▶ [Exercice proposé] Reproduisez telles quelles toutes les lignes ci-dessous, s'il vous plaît.

§ §

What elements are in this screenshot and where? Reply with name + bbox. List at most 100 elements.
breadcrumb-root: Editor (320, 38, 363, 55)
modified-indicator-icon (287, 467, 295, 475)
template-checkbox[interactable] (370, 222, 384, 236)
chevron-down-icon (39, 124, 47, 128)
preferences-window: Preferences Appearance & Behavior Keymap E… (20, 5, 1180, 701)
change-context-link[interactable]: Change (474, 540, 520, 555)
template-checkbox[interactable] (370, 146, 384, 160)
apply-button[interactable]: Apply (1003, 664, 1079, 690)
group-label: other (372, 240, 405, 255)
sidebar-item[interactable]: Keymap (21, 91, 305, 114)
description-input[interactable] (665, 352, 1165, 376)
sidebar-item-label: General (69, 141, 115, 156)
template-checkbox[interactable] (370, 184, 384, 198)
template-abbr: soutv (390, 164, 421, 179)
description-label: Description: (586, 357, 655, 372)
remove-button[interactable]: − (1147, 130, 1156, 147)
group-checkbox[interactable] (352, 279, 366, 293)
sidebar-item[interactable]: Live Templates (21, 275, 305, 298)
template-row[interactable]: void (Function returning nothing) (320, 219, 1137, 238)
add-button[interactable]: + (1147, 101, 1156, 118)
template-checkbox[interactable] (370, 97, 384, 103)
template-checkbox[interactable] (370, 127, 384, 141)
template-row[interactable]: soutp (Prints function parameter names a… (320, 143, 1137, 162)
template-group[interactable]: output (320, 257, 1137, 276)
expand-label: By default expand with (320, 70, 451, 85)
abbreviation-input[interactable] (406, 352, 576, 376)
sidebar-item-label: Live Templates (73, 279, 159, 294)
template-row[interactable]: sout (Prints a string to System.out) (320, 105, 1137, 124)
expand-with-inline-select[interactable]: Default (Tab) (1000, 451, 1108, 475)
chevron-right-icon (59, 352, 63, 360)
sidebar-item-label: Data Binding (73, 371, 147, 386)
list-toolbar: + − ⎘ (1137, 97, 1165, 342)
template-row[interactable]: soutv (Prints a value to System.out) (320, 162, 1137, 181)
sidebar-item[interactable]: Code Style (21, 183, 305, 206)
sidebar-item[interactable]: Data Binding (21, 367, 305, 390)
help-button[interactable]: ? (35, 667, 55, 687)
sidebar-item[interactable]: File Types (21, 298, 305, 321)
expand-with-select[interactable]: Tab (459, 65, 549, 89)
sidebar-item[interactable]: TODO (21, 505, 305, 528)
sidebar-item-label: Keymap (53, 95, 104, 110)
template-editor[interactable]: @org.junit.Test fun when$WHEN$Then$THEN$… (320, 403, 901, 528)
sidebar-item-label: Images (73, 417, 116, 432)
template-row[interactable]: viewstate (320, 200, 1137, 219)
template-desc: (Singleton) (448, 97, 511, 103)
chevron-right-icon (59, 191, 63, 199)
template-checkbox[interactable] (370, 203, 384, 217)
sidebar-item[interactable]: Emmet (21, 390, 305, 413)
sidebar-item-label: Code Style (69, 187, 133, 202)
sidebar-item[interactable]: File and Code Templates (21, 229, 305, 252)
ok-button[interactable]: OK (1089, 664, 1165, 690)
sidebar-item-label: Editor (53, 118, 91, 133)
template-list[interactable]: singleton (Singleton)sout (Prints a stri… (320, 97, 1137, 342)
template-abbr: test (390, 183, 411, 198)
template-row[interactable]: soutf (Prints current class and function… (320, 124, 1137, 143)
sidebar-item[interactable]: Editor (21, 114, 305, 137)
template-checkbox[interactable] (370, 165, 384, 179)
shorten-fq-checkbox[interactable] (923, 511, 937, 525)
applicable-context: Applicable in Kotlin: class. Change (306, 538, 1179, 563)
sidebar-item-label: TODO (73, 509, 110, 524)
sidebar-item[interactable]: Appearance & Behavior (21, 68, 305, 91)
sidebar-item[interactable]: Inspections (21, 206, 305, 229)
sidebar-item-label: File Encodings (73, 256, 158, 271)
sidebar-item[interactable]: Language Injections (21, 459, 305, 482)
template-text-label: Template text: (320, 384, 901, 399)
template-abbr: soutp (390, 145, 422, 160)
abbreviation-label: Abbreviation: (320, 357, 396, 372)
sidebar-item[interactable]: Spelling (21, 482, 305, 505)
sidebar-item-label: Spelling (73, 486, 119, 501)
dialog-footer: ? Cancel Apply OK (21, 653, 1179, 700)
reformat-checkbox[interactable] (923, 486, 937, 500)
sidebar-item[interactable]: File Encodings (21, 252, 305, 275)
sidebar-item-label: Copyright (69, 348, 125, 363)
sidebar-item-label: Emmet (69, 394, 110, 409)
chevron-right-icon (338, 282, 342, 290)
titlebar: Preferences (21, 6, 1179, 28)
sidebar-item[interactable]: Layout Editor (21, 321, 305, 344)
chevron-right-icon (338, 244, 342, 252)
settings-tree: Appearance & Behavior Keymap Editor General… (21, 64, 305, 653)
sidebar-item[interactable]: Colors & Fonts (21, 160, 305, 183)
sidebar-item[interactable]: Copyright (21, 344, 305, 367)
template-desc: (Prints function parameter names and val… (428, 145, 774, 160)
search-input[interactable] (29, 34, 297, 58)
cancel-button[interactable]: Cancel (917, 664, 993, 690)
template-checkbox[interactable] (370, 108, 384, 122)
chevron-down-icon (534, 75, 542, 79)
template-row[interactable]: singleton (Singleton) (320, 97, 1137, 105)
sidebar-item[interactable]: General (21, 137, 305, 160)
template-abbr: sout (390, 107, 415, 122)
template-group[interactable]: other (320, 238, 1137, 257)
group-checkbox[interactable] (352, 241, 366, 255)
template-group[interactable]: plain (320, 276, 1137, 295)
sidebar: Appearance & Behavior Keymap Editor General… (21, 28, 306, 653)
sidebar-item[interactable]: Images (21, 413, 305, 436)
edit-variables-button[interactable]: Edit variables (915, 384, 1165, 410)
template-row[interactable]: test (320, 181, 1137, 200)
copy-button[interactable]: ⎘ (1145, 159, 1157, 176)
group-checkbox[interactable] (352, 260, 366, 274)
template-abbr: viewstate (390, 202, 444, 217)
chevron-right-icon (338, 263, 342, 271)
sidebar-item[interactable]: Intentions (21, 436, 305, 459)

§ §

▶ [Résultat obtenu]
What elements are in this screenshot and where? Reply with name + bbox. List at most 100 elements.
breadcrumb-root: Editor (320, 38, 363, 55)
modified-indicator-icon (287, 467, 295, 475)
template-checkbox[interactable] (370, 222, 384, 236)
chevron-down-icon (39, 124, 47, 128)
preferences-window: Preferences Appearance & Behavior Keymap E… (20, 5, 1180, 701)
change-context-link[interactable]: Change (474, 540, 520, 555)
template-checkbox[interactable] (370, 146, 384, 160)
apply-button[interactable]: Apply (1003, 664, 1079, 690)
group-label: other (372, 240, 405, 255)
sidebar-item[interactable]: Keymap (21, 91, 305, 114)
description-input[interactable] (665, 352, 1165, 376)
sidebar-item-label: General (69, 141, 115, 156)
template-checkbox[interactable] (370, 184, 384, 198)
template-abbr: soutv (390, 164, 421, 179)
description-label: Description: (586, 357, 655, 372)
remove-button[interactable]: − (1147, 130, 1156, 147)
group-checkbox[interactable] (352, 279, 366, 293)
sidebar-item[interactable]: Live Templates (21, 275, 305, 298)
template-row[interactable]: void (Function returning nothing) (320, 219, 1137, 238)
add-button[interactable]: + (1147, 101, 1156, 118)
template-checkbox[interactable] (370, 97, 384, 103)
template-checkbox[interactable] (370, 127, 384, 141)
template-row[interactable]: soutp (Prints function parameter names a… (320, 143, 1137, 162)
template-group[interactable]: output (320, 257, 1137, 276)
expand-label: By default expand with (320, 70, 451, 85)
abbreviation-input[interactable] (406, 352, 576, 376)
sidebar-item-label: Live Templates (73, 279, 159, 294)
template-row[interactable]: sout (Prints a string to System.out) (320, 105, 1137, 124)
expand-with-inline-select[interactable]: Default (Tab) (1000, 451, 1108, 475)
chevron-right-icon (59, 352, 63, 360)
sidebar-item-label: Data Binding (73, 371, 147, 386)
list-toolbar: + − ⎘ (1137, 97, 1165, 342)
template-row[interactable]: soutv (Prints a value to System.out) (320, 162, 1137, 181)
sidebar-item[interactable]: Code Style (21, 183, 305, 206)
sidebar-item[interactable]: Data Binding (21, 367, 305, 390)
help-button[interactable]: ? (35, 667, 55, 687)
sidebar-item[interactable]: File Types (21, 298, 305, 321)
expand-with-select[interactable]: Tab (459, 65, 549, 89)
sidebar-item[interactable]: TODO (21, 505, 305, 528)
sidebar-item-label: Keymap (53, 95, 104, 110)
template-editor[interactable]: @org.junit.Test fun when$WHEN$Then$THEN$… (320, 403, 901, 528)
sidebar-item-label: Images (73, 417, 116, 432)
template-row[interactable]: viewstate (320, 200, 1137, 219)
template-desc: (Singleton) (448, 97, 511, 103)
chevron-right-icon (59, 191, 63, 199)
template-checkbox[interactable] (370, 203, 384, 217)
sidebar-item[interactable]: Emmet (21, 390, 305, 413)
sidebar-item-label: Code Style (69, 187, 133, 202)
sidebar-item[interactable]: File and Code Templates (21, 229, 305, 252)
ok-button[interactable]: OK (1089, 664, 1165, 690)
sidebar-item-label: Editor (53, 118, 91, 133)
template-list[interactable]: singleton (Singleton)sout (Prints a stri… (320, 97, 1137, 342)
template-abbr: test (390, 183, 411, 198)
template-row[interactable]: soutf (Prints current class and function… (320, 124, 1137, 143)
sidebar-item[interactable]: Editor (21, 114, 305, 137)
template-checkbox[interactable] (370, 165, 384, 179)
shorten-fq-checkbox[interactable] (923, 511, 937, 525)
applicable-context: Applicable in Kotlin: class. Change (306, 538, 1179, 563)
sidebar-item-label: TODO (73, 509, 110, 524)
sidebar-item[interactable]: Appearance & Behavior (21, 68, 305, 91)
sidebar-item[interactable]: Inspections (21, 206, 305, 229)
sidebar-item-label: File Encodings (73, 256, 158, 271)
sidebar-item[interactable]: Language Injections (21, 459, 305, 482)
template-text-label: Template text: (320, 384, 901, 399)
template-abbr: soutp (390, 145, 422, 160)
abbreviation-label: Abbreviation: (320, 357, 396, 372)
sidebar-item[interactable]: Spelling (21, 482, 305, 505)
sidebar-item-label: Spelling (73, 486, 119, 501)
dialog-footer: ? Cancel Apply OK (21, 653, 1179, 700)
reformat-checkbox[interactable] (923, 486, 937, 500)
sidebar-item[interactable]: File Encodings (21, 252, 305, 275)
sidebar-item-label: Copyright (69, 348, 125, 363)
sidebar-item-label: Emmet (69, 394, 110, 409)
chevron-right-icon (338, 282, 342, 290)
titlebar: Preferences (21, 6, 1179, 28)
sidebar-item[interactable]: Layout Editor (21, 321, 305, 344)
chevron-right-icon (338, 244, 342, 252)
settings-tree: Appearance & Behavior Keymap Editor General… (21, 64, 305, 653)
sidebar-item[interactable]: Colors & Fonts (21, 160, 305, 183)
sidebar-item[interactable]: Copyright (21, 344, 305, 367)
template-desc: (Prints function parameter names and val… (428, 145, 774, 160)
search-input[interactable] (29, 34, 297, 58)
cancel-button[interactable]: Cancel (917, 664, 993, 690)
template-checkbox[interactable] (370, 108, 384, 122)
chevron-down-icon (534, 75, 542, 79)
template-row[interactable]: singleton (Singleton) (320, 97, 1137, 105)
sidebar-item[interactable]: General (21, 137, 305, 160)
template-abbr: sout (390, 107, 415, 122)
template-group[interactable]: other (320, 238, 1137, 257)
group-checkbox[interactable] (352, 241, 366, 255)
template-group[interactable]: plain (320, 276, 1137, 295)
sidebar: Appearance & Behavior Keymap Editor General… (21, 28, 306, 653)
sidebar-item[interactable]: Images (21, 413, 305, 436)
edit-variables-button[interactable]: Edit variables (915, 384, 1165, 410)
template-row[interactable]: test (320, 181, 1137, 200)
copy-button[interactable]: ⎘ (1145, 159, 1157, 176)
group-checkbox[interactable] (352, 260, 366, 274)
template-abbr: viewstate (390, 202, 444, 217)
chevron-right-icon (338, 263, 342, 271)
sidebar-item[interactable]: Intentions (21, 436, 305, 459)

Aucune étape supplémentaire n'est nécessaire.